Görev Tanımı:
Seçilen metinde irade neye benzetiliyor?

Dimağlarınızda, fizik laboratuarları açarak, burada his uzuvlarından,
sinirlerden gelen haberler alınıp, demir taşına mıknatıs kuvvetini yerleştirdiği
gibi, beyninize yerleştirdiği akıl ve yüreğinize yerleştirdiği kalb kuvvetleri
tesiri ile, bir anda, çeşitli planlar hazırlanıp, emirler, hareketler meydana
getiriyor.
Yüreğinizi çok karışık ve harika dediğiniz tesirlerle, geceli gündüzlü
çalıştırıp, damarlarınızda kan nehirleri akıtıyor. Sinirlerinizde, akıllarınızı
şaşırtan, nice nice yol şebekeleri dokuyor. Adalelerinizde sermayeler gizliyor.
Daha ve daha birçok harikalarla, vücudunuzu techiz ediyor, tamamlıyor. Hepsine
fizik kanunları, kimya reaksiyonları ve biyoloji olayları gibi isimler
taktığınız, bir nizam ve ahenkle, tesis ediyor, montaj yapıyor. Kuvvet
merkezlerini içinize yerleştiriyor. Gereken tedbirleri ruh ve şuurunuza tersim
ediyor. Zihin denilen bir hazine, akıl namında bir miyar, fikir dedikleri bir
alet, irade dediğiniz bir anahtar da, ihsan ediyor. Herbirini yerinde
kullanabilmeniz için size tatlı, acı ihtarlar, işaretler, meyiller, şehvetler de
veriyor. Daha büyük bir nimet olarak, sadık ve emin Resullerle açıkça, talimat
gönderiyor.
Nihayet, vücudunuz makinesini işletip ve tecrübelerini gösterip, maksada göre
kullanmanız ve istifade etmeniz için elinize teslim ediyor. Bütün bunları, size
ve iradenize ve yardımınıza muhtaç olduğundan değil, mahlûkları arasında size
ayrı bir mevki, bir salahiyet vererek, mesut ve bahtiyar olmanız için yapıyor.
Ellerinizi, ayaklarınızı, kullanabildiğiniz her uzvunuzu, arzunuza bırakmayıp
da, yüreğinizin atması, ciğerlerinizin şişmesi, kanlarınızın dolaşması gibi,
sizden habersiz kullansaydı, her işinizde, zorla, refleks hareketleri ile, çolak
el, kuru ayak ile yuvarlasaydı, her hareketiniz bir titreme, her kımıldamanız
bir siğirme olsaydı, kendiliğinize ve emanetlere malik olduğunuzu iddia edebilir
mi idiniz? Sizi, cansızlar gibi, sade dış kuvvetler tesiri ile veya hayvanlar
gibi, yalnız dış ve iç kuvvetler ile akılsız, şuursuz hareket ettirse idi ve
evlerinize taşıdığınız nimetlerden, yük hayvanı gibi, ağzınıza bir lokma
verseydi, onu alıp yiyebilecek mi idiniz?

Veri Kayıtları:
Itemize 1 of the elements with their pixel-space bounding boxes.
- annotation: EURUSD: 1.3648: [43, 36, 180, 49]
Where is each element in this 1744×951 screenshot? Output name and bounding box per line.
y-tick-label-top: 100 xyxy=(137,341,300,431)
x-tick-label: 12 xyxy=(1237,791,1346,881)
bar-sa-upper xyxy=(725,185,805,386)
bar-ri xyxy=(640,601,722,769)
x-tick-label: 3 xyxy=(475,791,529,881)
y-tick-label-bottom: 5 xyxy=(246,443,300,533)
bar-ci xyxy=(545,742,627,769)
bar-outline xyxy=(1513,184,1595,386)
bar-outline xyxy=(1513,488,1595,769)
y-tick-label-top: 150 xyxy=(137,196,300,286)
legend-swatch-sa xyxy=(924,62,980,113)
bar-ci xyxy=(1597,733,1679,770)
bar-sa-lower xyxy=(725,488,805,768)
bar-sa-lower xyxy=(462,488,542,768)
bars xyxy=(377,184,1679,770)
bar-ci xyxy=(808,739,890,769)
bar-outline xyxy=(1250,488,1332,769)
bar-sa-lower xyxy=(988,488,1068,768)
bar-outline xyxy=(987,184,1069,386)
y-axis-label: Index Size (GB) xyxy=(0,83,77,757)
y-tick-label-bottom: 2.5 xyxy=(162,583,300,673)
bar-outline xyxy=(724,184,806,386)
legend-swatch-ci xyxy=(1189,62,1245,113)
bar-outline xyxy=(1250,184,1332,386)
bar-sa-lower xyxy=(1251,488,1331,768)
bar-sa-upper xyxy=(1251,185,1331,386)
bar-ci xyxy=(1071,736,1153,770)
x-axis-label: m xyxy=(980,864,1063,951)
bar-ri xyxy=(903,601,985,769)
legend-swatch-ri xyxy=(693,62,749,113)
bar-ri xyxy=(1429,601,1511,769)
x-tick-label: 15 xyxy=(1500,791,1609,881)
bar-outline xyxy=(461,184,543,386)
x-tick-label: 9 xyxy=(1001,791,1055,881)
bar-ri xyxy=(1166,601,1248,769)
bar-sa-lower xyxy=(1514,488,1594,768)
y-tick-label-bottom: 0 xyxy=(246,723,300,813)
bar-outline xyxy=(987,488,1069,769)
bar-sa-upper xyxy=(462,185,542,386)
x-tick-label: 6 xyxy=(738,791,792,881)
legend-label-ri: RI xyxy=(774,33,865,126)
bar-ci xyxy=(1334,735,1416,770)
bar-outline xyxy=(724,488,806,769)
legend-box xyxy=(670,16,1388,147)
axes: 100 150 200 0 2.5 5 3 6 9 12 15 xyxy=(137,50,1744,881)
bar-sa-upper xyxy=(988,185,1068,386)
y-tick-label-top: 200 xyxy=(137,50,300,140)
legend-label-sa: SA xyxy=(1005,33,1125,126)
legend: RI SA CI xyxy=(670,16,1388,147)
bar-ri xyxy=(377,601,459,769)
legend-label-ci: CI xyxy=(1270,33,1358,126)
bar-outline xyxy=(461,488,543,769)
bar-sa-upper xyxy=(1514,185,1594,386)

Görev Çıktısı:
Bir anahtara.